(Extracts from a graphics dataset)
-- -- --

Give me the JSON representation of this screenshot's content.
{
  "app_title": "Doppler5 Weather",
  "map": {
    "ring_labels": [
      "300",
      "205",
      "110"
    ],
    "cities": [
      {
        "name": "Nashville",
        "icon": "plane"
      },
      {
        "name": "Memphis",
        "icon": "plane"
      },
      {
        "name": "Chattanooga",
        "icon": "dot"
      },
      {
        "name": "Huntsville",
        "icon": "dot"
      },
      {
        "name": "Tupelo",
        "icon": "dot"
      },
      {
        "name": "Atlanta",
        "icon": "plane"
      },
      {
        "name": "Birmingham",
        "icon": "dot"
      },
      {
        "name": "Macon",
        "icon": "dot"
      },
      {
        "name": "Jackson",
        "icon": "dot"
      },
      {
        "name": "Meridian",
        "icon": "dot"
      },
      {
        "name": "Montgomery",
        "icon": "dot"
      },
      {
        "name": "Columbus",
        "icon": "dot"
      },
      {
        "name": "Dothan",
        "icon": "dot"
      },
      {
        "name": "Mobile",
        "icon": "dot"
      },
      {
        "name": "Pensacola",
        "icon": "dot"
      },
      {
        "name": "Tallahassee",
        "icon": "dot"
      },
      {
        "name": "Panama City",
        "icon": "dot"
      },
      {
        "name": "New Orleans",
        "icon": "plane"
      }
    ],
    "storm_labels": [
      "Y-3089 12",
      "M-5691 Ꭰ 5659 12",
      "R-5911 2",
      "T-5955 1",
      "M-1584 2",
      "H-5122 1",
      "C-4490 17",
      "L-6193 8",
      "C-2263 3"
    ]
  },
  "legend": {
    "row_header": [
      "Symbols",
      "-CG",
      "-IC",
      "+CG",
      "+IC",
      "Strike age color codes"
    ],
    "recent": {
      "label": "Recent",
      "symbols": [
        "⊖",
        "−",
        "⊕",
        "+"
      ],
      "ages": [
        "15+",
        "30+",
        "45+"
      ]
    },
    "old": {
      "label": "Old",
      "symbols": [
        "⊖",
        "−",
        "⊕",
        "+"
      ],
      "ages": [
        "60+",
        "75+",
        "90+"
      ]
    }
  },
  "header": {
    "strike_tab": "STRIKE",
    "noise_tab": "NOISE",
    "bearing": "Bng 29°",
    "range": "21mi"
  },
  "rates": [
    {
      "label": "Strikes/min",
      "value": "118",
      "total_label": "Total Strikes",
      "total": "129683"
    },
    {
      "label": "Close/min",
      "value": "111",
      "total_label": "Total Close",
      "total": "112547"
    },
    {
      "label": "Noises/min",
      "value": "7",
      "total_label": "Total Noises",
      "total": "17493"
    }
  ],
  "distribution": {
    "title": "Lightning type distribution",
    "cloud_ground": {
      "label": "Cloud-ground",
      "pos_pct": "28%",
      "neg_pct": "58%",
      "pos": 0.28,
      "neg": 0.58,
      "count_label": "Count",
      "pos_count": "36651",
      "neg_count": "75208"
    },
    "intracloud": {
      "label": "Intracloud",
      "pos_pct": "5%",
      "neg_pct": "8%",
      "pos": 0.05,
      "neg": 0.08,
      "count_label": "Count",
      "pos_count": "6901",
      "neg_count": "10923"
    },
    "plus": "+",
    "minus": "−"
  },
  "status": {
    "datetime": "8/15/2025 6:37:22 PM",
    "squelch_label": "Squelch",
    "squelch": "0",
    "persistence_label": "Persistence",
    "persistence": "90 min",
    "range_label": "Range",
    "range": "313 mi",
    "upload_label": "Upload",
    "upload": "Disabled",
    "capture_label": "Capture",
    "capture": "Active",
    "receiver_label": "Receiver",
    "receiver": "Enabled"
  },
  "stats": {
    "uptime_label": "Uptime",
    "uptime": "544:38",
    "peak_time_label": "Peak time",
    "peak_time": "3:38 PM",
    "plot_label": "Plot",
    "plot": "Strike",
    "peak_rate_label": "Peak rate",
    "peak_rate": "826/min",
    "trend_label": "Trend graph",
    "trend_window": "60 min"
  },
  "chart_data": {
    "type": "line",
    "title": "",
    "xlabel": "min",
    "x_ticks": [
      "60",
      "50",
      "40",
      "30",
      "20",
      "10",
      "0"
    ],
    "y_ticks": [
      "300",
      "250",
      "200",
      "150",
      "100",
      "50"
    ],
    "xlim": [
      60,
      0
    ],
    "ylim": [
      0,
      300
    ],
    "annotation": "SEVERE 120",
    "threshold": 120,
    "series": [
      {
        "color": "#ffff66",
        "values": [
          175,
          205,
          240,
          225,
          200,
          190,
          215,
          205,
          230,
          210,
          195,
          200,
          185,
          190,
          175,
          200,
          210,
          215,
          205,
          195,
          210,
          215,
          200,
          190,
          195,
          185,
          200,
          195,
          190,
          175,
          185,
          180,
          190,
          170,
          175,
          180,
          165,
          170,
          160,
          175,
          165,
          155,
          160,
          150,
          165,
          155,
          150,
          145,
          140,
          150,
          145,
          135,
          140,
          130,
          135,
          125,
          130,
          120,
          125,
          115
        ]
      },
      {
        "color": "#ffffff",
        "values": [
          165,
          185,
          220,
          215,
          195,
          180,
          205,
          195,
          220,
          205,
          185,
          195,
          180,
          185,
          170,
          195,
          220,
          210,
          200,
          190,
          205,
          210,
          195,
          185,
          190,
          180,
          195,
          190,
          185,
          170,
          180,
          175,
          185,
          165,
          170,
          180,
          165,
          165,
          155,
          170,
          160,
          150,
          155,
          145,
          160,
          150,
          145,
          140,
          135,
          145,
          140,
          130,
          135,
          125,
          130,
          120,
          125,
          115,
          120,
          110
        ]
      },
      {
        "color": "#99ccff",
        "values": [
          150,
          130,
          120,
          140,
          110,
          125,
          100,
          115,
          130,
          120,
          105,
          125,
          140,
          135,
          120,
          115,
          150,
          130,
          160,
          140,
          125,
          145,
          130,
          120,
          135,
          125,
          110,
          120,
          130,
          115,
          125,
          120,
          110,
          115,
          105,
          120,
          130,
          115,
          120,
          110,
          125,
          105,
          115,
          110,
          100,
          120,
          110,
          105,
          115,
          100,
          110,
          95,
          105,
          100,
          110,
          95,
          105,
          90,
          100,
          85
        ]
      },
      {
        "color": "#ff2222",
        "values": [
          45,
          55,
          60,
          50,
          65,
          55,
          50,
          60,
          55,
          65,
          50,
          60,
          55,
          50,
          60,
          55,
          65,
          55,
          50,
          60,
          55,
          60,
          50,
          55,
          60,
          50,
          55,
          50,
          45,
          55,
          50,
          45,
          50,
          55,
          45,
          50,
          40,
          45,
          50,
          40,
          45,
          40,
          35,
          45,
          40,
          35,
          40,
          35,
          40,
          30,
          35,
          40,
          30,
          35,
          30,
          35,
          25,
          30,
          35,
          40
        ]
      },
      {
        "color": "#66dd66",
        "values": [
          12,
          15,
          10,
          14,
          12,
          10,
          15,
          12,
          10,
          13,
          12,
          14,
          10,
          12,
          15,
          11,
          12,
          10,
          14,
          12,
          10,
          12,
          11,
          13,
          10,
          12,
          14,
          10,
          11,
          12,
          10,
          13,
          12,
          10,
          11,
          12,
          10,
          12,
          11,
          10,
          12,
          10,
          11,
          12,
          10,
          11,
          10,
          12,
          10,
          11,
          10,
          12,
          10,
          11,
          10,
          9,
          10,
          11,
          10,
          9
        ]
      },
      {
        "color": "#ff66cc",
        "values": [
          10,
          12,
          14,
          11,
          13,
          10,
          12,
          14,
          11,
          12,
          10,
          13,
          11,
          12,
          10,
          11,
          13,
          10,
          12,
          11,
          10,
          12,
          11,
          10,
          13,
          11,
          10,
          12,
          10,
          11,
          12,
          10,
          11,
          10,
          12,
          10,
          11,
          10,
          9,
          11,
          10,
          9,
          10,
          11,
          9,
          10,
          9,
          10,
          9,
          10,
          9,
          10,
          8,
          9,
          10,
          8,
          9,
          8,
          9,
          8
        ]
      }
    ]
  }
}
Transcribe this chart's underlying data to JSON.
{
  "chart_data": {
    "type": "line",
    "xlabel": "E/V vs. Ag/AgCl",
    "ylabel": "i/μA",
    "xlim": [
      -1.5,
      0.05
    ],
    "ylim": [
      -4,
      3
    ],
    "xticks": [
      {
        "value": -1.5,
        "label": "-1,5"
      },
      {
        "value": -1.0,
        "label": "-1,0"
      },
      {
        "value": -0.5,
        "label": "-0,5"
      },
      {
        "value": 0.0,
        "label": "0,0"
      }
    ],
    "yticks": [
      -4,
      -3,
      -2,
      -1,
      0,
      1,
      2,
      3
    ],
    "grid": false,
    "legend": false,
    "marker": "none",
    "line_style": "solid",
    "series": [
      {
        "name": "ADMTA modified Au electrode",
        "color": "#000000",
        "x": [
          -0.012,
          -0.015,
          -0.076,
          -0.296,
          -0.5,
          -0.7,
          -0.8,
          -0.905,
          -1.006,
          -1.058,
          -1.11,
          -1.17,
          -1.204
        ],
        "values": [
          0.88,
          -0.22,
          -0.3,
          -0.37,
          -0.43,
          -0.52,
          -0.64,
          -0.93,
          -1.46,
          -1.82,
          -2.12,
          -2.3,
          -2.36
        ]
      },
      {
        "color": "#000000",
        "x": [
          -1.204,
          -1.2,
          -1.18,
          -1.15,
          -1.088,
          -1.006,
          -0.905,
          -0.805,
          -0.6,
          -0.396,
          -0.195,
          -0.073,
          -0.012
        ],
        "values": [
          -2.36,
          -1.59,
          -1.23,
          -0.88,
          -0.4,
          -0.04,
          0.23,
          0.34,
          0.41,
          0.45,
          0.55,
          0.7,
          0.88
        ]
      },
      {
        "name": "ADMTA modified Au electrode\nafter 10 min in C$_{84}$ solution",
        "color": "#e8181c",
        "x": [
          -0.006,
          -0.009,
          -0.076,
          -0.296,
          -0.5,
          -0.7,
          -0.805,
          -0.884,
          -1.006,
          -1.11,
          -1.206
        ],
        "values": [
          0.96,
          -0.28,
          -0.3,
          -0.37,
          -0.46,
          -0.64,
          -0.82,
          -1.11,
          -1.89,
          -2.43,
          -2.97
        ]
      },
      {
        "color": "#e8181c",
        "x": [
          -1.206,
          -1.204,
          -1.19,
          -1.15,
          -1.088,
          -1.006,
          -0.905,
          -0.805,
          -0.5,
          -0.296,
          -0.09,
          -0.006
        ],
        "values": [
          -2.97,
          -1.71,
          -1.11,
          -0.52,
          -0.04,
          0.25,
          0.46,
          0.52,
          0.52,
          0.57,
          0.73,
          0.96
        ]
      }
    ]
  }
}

-- -- --

### PROBLEM DETAILS
In the data above, count the lines where the word "distribution" appears; reply with the number only.

### RESPONSE TO THE EXERCISE
2